--- START OF DATA ROWS ---

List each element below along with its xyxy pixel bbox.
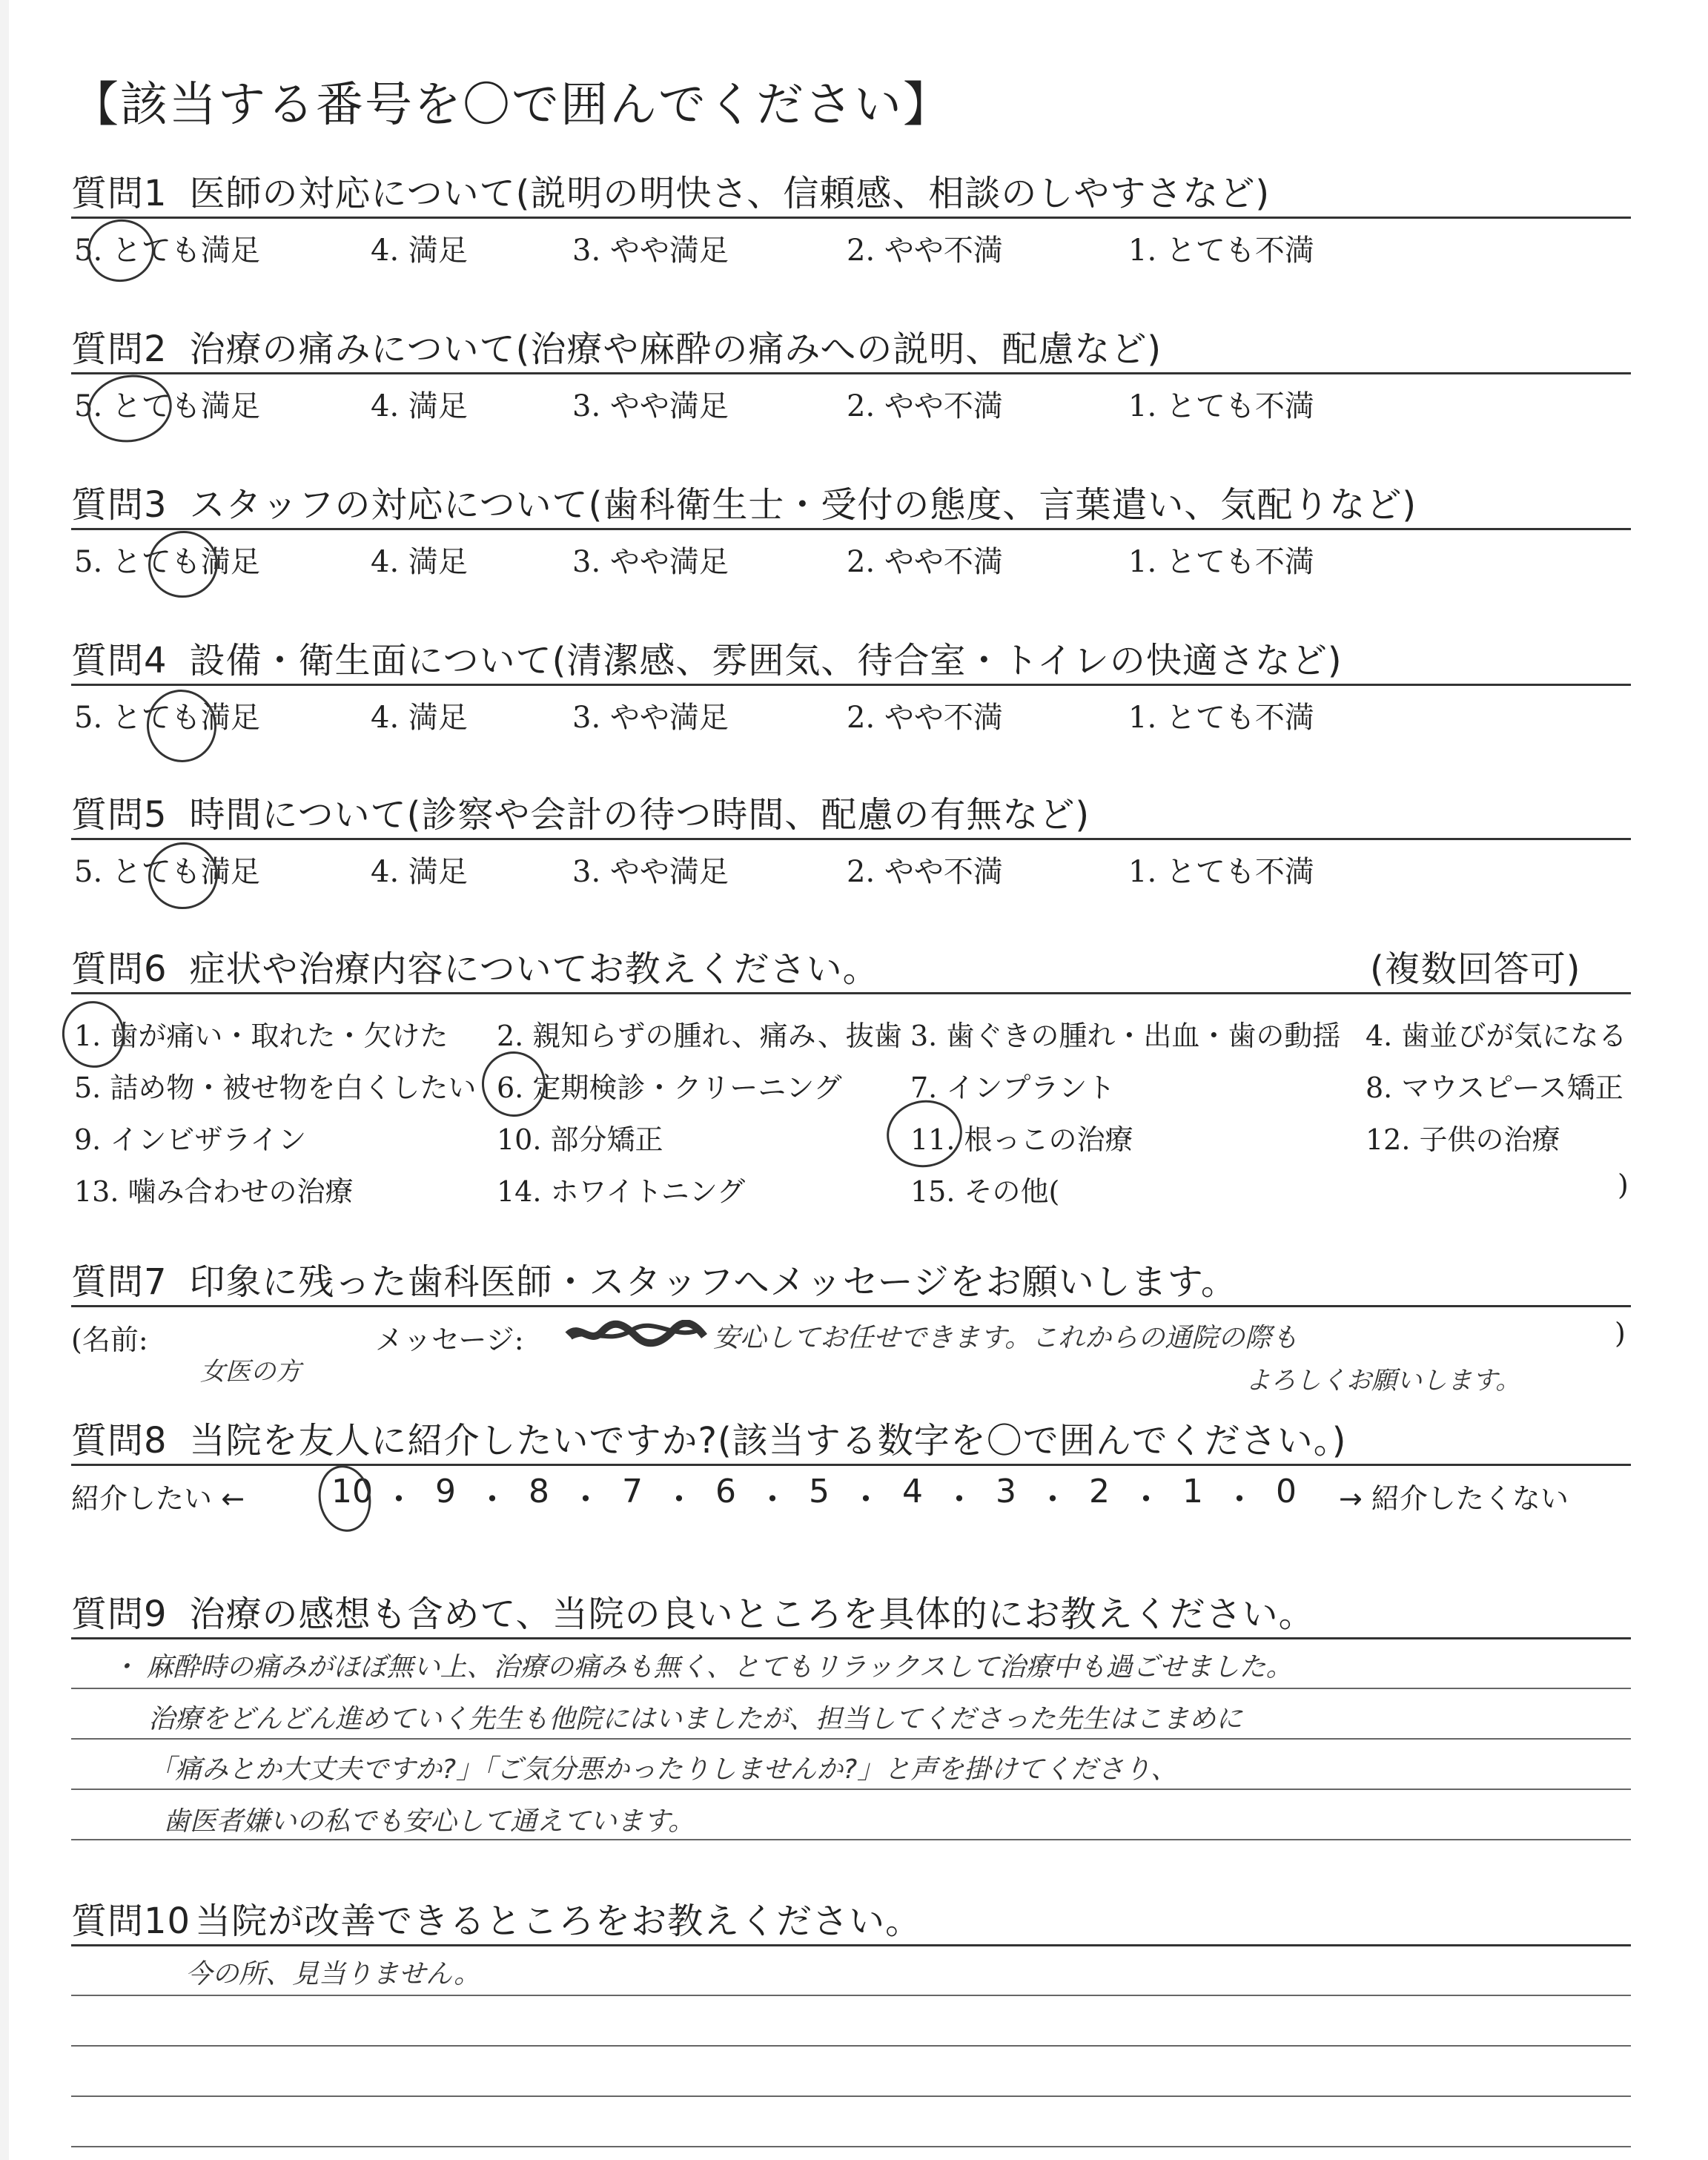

--- END OF DATA ROWS ---
--- START OF DATA ROWS ---

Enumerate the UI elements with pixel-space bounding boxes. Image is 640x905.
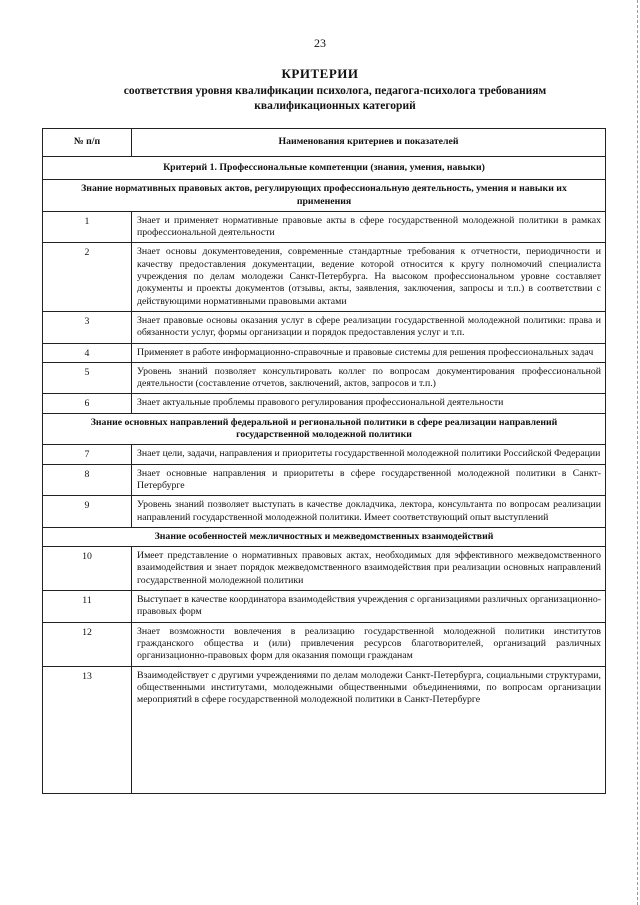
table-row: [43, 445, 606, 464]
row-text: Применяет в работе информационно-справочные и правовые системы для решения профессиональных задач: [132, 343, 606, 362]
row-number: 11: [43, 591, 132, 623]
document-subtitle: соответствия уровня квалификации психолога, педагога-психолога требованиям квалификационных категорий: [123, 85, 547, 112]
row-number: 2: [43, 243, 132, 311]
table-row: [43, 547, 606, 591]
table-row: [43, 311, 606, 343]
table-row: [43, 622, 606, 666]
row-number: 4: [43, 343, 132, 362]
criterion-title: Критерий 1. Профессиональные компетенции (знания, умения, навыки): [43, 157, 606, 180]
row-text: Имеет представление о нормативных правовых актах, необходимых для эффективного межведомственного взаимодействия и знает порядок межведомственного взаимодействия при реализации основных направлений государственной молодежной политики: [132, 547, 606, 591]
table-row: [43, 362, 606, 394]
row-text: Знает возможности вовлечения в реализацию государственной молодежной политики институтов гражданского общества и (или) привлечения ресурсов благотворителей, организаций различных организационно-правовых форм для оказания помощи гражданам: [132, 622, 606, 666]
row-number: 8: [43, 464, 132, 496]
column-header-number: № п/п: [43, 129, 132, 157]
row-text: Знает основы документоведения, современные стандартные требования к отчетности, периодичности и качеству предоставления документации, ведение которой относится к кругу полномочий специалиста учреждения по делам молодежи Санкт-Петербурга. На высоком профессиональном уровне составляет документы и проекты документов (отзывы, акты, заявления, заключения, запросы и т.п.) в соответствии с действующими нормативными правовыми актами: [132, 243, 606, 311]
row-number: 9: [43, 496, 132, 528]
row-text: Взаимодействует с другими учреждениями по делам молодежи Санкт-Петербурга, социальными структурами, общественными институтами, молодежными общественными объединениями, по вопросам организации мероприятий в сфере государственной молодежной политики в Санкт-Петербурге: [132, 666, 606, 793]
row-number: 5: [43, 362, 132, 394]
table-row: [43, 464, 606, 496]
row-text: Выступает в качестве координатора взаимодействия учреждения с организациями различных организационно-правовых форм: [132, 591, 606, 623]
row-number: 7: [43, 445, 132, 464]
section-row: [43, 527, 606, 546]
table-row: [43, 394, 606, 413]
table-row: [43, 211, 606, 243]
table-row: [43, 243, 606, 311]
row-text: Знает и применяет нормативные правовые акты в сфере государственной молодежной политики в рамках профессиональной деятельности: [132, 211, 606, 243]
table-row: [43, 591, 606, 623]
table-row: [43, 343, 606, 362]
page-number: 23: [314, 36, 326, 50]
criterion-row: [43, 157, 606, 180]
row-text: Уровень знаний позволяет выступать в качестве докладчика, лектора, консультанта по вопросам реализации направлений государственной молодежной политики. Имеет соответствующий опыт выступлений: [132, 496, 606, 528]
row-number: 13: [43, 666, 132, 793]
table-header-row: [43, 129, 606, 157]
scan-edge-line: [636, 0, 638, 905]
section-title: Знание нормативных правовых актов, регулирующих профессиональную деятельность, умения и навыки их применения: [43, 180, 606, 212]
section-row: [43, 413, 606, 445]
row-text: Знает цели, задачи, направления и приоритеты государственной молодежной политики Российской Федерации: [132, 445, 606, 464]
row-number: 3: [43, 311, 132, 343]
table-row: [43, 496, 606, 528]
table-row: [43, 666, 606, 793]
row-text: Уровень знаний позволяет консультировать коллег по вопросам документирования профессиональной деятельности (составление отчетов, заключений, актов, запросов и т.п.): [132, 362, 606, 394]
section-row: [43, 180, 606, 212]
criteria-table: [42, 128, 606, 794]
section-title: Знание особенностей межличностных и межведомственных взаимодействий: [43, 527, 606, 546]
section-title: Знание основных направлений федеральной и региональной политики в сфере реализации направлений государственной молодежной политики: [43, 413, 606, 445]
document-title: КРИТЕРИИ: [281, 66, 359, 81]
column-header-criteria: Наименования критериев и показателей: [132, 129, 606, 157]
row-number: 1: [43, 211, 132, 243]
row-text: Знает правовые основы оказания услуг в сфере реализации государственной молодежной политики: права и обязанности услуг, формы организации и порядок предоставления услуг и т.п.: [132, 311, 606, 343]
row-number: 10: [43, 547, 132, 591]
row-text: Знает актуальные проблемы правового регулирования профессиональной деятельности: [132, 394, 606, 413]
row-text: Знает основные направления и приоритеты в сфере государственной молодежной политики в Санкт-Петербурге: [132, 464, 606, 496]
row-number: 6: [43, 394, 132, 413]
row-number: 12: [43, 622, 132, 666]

--- END OF DATA ROWS ---

** WORK REQUIRED **
Copy the listing from the line with "Enumerate the UI" to the line with "row-number: 4: [43, 343, 132, 362]", both included, and leave the picture out of your copy.

** TASK RESULT **
Enumerate the UI elements with pixel-space bounding boxes. Image is 640x905.
table-row: [43, 445, 606, 464]
row-text: Применяет в работе информационно-справочные и правовые системы для решения профессиональных задач: [132, 343, 606, 362]
row-number: 11: [43, 591, 132, 623]
document-subtitle: соответствия уровня квалификации психолога, педагога-психолога требованиям квалификационных категорий: [123, 85, 547, 112]
row-number: 2: [43, 243, 132, 311]
table-row: [43, 547, 606, 591]
table-row: [43, 311, 606, 343]
table-row: [43, 622, 606, 666]
row-number: 4: [43, 343, 132, 362]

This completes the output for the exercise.